_Enunciado da tarefa_.
Prolongue o trecho sobre transparência pública e acesso à informação, escrevendo a partir da última frase apresentada.

_Trecho para leitura_.
----

Além disso, a agência está trabalhando em parceria com o Insper em um levantamento completo de todos os pedidos de acesso à informação que foram negados com base na LGPD.
Por fim, Ramos também convocou a todos que se preocupam com a transparência pública no Brasil a compartilharem reportagens, levantamentos e informações sobre o tema, a se mobilizarem nas redes sociais e lutar pela garantia do direito de acesso à informação no país.

----

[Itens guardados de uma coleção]
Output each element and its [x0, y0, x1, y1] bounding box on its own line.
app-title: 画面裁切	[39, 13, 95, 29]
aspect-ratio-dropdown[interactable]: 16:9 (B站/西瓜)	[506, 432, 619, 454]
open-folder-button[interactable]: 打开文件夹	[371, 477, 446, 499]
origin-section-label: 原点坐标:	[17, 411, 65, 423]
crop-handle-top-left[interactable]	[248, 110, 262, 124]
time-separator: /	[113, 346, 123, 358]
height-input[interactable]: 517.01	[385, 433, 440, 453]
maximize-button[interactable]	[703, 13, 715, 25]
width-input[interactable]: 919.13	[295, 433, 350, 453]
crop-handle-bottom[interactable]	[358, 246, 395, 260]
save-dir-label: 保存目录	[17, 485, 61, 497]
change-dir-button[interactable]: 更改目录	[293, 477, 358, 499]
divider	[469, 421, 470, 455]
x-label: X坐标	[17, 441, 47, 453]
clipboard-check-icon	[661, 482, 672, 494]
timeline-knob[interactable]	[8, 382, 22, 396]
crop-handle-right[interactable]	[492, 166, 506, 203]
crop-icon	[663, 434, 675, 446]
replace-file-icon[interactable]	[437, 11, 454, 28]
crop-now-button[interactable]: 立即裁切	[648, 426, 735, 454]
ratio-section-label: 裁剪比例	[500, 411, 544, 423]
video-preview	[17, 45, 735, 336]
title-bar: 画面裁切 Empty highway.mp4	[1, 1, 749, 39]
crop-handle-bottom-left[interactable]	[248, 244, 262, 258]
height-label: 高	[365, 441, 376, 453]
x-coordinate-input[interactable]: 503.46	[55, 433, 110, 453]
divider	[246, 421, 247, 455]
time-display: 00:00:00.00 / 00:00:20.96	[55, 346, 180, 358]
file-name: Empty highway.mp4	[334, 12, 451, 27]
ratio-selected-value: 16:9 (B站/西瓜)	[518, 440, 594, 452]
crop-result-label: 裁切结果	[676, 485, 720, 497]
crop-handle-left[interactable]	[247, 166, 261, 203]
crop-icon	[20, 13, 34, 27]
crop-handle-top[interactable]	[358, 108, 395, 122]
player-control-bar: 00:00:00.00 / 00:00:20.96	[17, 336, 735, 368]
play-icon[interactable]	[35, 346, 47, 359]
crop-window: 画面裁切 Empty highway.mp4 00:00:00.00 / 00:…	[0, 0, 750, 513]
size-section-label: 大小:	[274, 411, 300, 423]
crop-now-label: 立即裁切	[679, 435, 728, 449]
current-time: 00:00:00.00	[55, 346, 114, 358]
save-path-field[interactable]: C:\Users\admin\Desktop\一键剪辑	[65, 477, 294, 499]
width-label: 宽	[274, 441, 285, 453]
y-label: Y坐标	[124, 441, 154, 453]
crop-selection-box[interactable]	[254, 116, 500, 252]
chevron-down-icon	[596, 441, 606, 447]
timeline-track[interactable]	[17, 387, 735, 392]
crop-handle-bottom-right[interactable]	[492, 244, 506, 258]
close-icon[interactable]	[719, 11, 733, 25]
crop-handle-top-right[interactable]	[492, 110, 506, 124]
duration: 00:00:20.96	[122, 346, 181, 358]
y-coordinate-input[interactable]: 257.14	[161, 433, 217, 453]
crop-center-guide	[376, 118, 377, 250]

----

_Resultado da tarefa_.
DURAÇÃO
1:30h
Referências da atividade
Maria Vitória Ramos
É cofundadora e diretora da Fiquem Sabendo, agência de dados independente especializada no acesso à informação. Finalista do SIGMA Awards e vencedora do Prêmio Cláudio Weber Abramo de Jornalismo de Dados e do Prêmio Jornalismo-Mosca, do Livre.jor. Faz parte das Chicas Poderosas, instituição global que promove a liderança feminina na mídia. É alumni do International Visitor Leadership Program virtual “Transparency and Accountability in Government”, do Departamento de Estado dos Estados Unidos, e do programa “Product Immersion for Small Newsrooms”, da Newmark Graduate School of Journalism em parceria com News Catalyst e Google News Initiative. Formada pela Faculdade Cásper Líbero, foi repórter da Ponte Jornalismo e é autora de “Indigentes: o Estado que enterra sem avisar”, livro-reportagem selecionado para a 4ª Feira de Direitos Humanos da Conectas e publicado pela Associação Brasileira de Jornalismo Investigativo (Abraji).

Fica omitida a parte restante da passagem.